- _DATA TO PROCESS_:
■ ■ ■ ■

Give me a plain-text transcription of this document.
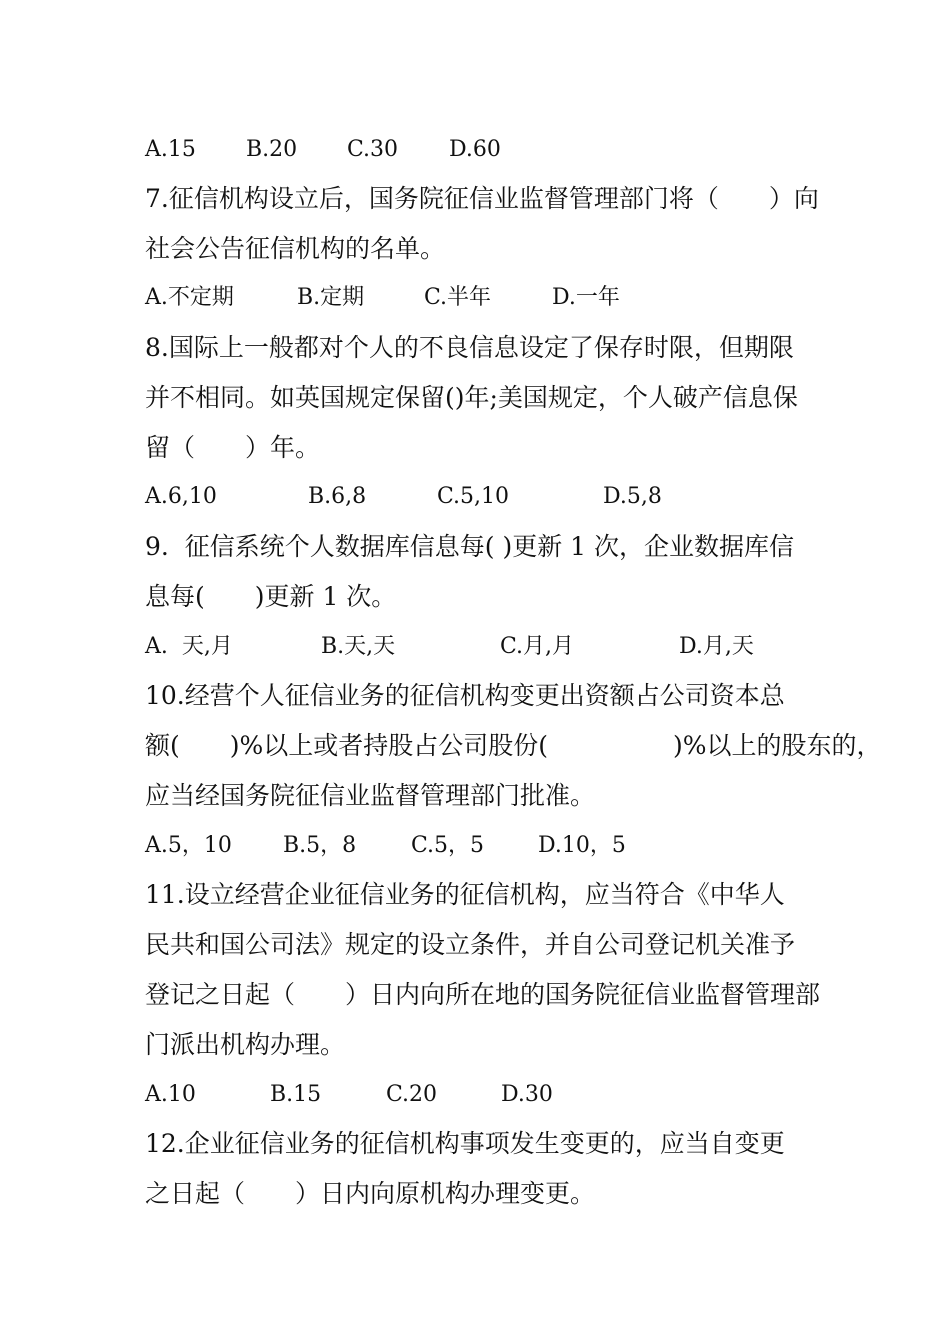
A.15

B.20

C.30

D.60

7.征信机构设立后，国务院征信业监督管理部门将（　　）向
社会公告征信机构的名单。

A.不定期

	B.定期

	C.半年

	D.一年

8.国际上一般都对个人的不良信息设定了保存时限，但期限
并不相同。如英国规定保留()年;美国规定，个人破产信息保
留（　　）年。

A.6,10

	B.6,8

	C.5,10

	D.5,8

9.  征信系统个人数据库信息每( )更新 1 次，企业数据库信
息每(　　)更新 1 次。

A.  天,月

	B.天,天

	C.月,月

	D.月,天

10.经营个人征信业务的征信机构变更出资额占公司资本总
额(　　)%以上或者持股占公司股份(　　　　　)%以上的股东的，
应当经国务院征信业监督管理部门批准。

A.5，10

B.5，8

C.5，5

D.10，5

11.设立经营企业征信业务的征信机构，应当符合《中华人
民共和国公司法》规定的设立条件，并自公司登记机关准予
登记之日起（　　）日内向所在地的国务院征信业监督管理部
门派出机构办理。

A.10

	B.15

	C.20

	D.30

12.企业征信业务的征信机构事项发生变更的，应当自变更
之日起（　　）日内向原机构办理变更。
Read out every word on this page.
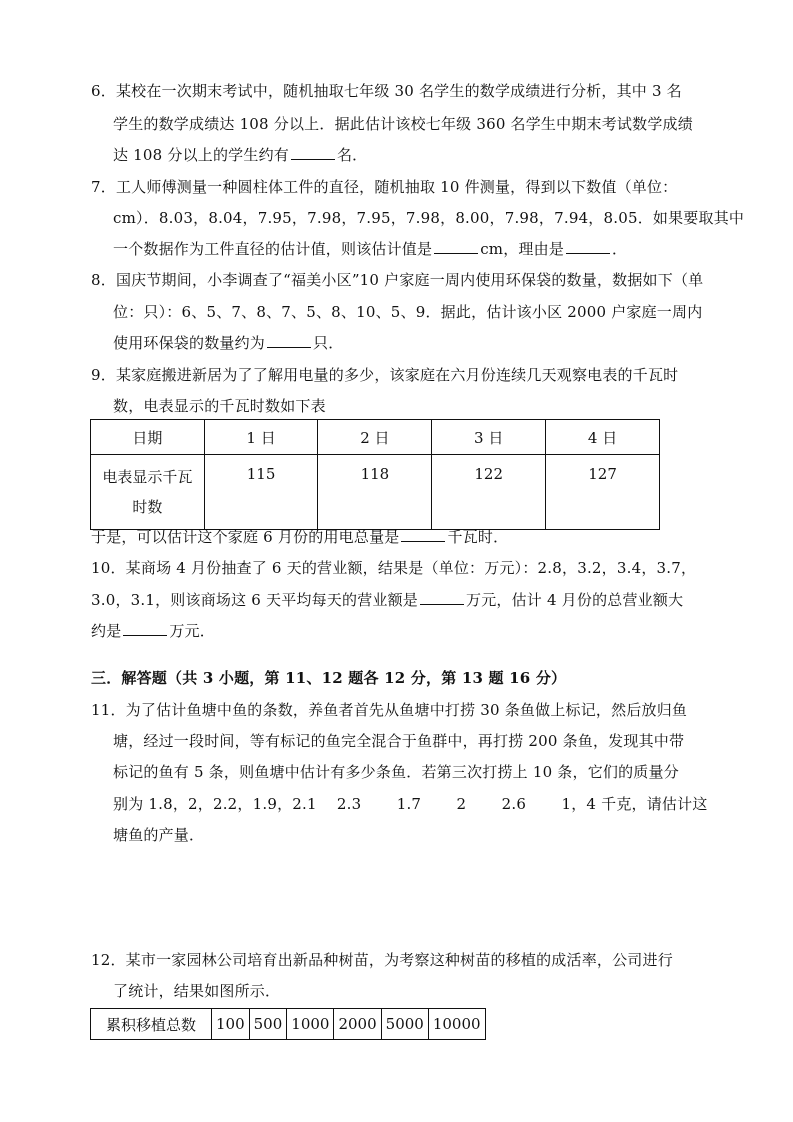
6．某校在一次期末考试中，随机抽取七年级 30 名学生的数学成绩进行分析，其中 3 名
学生的数学成绩达 108 分以上．据此估计该校七年级 360 名学生中期末考试数学成绩
达 108 分以上的学生约有	名．
7．工人师傅测量一种圆柱体工件的直径，随机抽取 10 件测量，得到以下数值（单位：
cm）．8.03，8.04，7.95，7.98，7.95，7.98，8.00，7.98，7.94，8.05．如果要取其中
一个数据作为工件直径的估计值，则该估计值是	cm，理由是	．
8．国庆节期间，小李调查了“福美小区”10 户家庭一周内使用环保袋的数量，数据如下（单
位：只）：6、5、7、8、7、5、8、10、5、9．据此，估计该小区 2000 户家庭一周内
使用环保袋的数量约为	只．
9．某家庭搬进新居为了了解用电量的多少，该家庭在六月份连续几天观察电表的千瓦时
数，电表显示的千瓦时数如下表
日期	1 日	2 日	3 日	4 日

电表显示千瓦
时数	115	118	122	127
于是，可以估计这个家庭 6 月份的用电总量是	千瓦时．
10．某商场 4 月份抽查了 6 天的营业额，结果是（单位：万元）：2.8，3.2，3.4，3.7，
3.0，3.1，则该商场这 6 天平均每天的营业额是	万元，估计 4 月份的总营业额大
约是	万元．
三．解答题（共 3 小题，第 11、12 题各 12 分，第 13 题 16 分）
11．为了估计鱼塘中鱼的条数，养鱼者首先从鱼塘中打捞 30 条鱼做上标记，然后放归鱼
塘，经过一段时间，等有标记的鱼完全混合于鱼群中，再打捞 200 条鱼，发现其中带
标记的鱼有 5 条，则鱼塘中估计有多少条鱼．若第三次打捞上 10 条，它们的质量分
别为 1.8，2，2.2，1.9，2.1　 2.3　 　1.7　 　2　 　2.6　 　1，4 千克，请估计这
塘鱼的产量．
12．某市一家园林公司培育出新品种树苗，为考察这种树苗的移植的成活率，公司进行
了统计，结果如图所示．
累积移植总数	100	500	1000	2000	5000	10000
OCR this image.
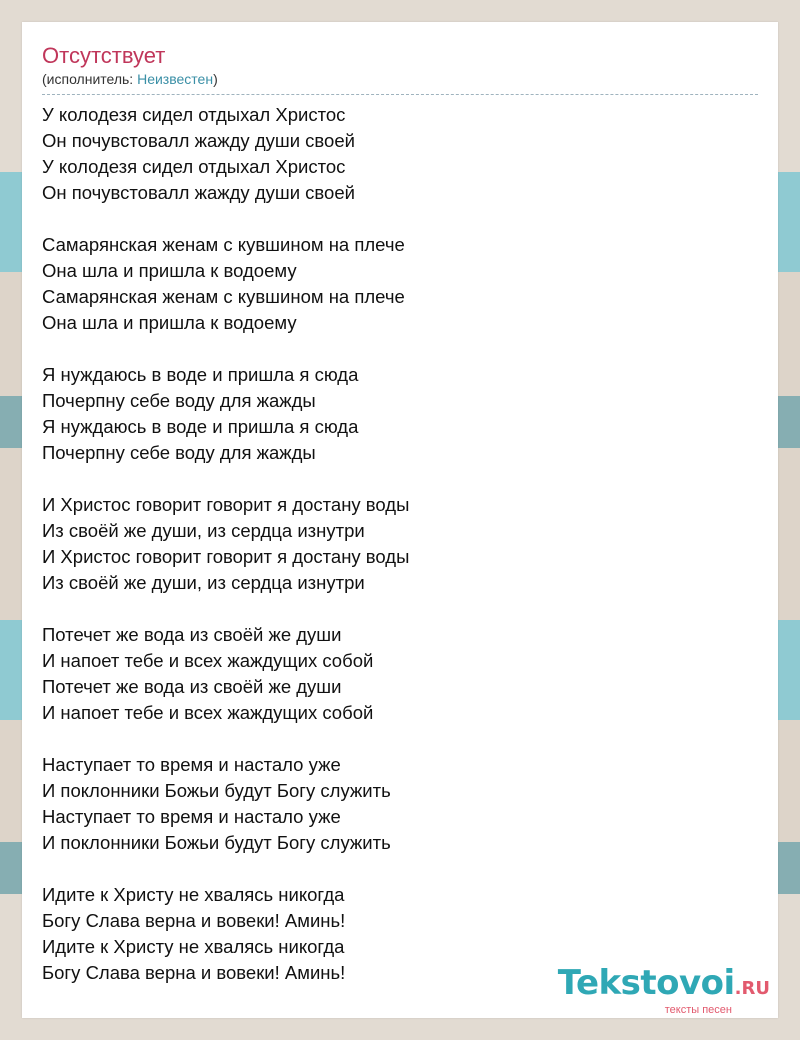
Отсутствует
(исполнитель: Неизвестен)
У колодезя сидел отдыхал Христос
Он почувстовалл жажду души своей
У колодезя сидел отдыхал Христос
Он почувстовалл жажду души своей
Самарянская женам с кувшином на плече
Она шла и пришла к водоему
Самарянская женам с кувшином на плече
Она шла и пришла к водоему
Я нуждаюсь в воде и пришла я сюда
Почерпну себе воду для жажды
Я нуждаюсь в воде и пришла я сюда
Почерпну себе воду для жажды
И Христос говорит говорит я достану воды
Из своёй же души, из сердца изнутри
И Христос говорит говорит я достану воды
Из своёй же души, из сердца изнутри
Потечет же вода из своёй же души
И напоет тебе и всех жаждущих собой
Потечет же вода из своёй же души
И напоет тебе и всех жаждущих собой
Наступает то время и настало уже
И поклонники Божьи будут Богу служить
Наступает то время и настало уже
И поклонники Божьи будут Богу служить
Идите к Христу не хвалясь никогда
Богу Слава верна и вовеки! Аминь!
Идите к Христу не хвалясь никогда
Богу Слава верна и вовеки! Аминь!	Tekstovoi.RU
тексты песен
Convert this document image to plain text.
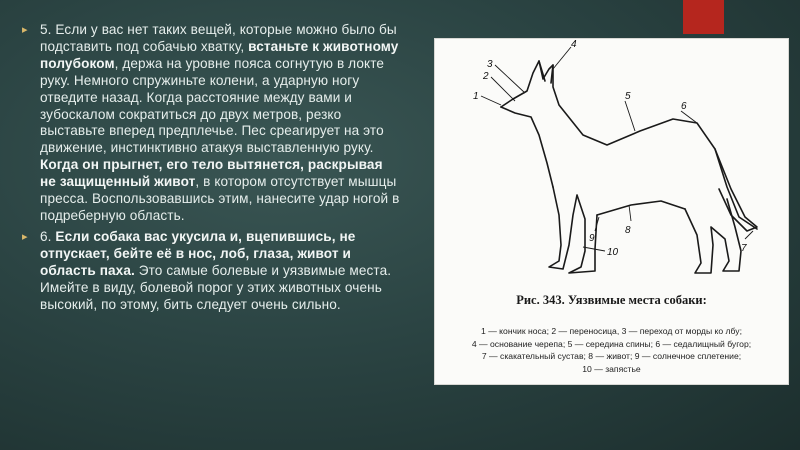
▸ 5. Если у вас нет таких вещей, которые можно было бы подставить под собачью хватку, встаньте к животному полубоком, держа на уровне пояса согнутую в локте руку. Немного спружиньте колени, а ударную ногу отведите назад. Когда расстояние между вами и зубоскалом сократиться до двух метров, резко выставьте вперед предплечье. Пес среагирует на это движение, инстинктивно атакуя выставленную руку. Когда он прыгнет, его тело вытянется, раскрывая не защищенный живот, в котором отсутствует мышцы пресса. Воспользовавшись этим, нанесите удар ногой в подреберную область.
▸ 6. Если собака вас укусила и, вцепившись, не отпускает, бейте её в нос, лоб, глаза, живот и область паха. Это самые болевые и уязвимые места. Имейте в виду, болевой порог у этих животных очень высокий, по этому, бить следует очень сильно.
1
2
3
4
5
6
7
8
9
10
Рис. 343. Уязвимые места собаки:
1 — кончик носа; 2 — переносица, 3 — переход от морды ко лбу;
4 — основание черепа; 5 — середина спины; 6 — седалищный бугор;
7 — скакательный сустав; 8 — живот; 9 — солнечное сплетение;
10 — запястье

■ ■ ■ ■

- _WHAT THE EXERCISE ASKS_:
Copy every line of the entries above in which "document" occurs.

- _EXPECTED ANSWER_:
Give me a plain-text transcription of this document.
Convert this document image to plain text.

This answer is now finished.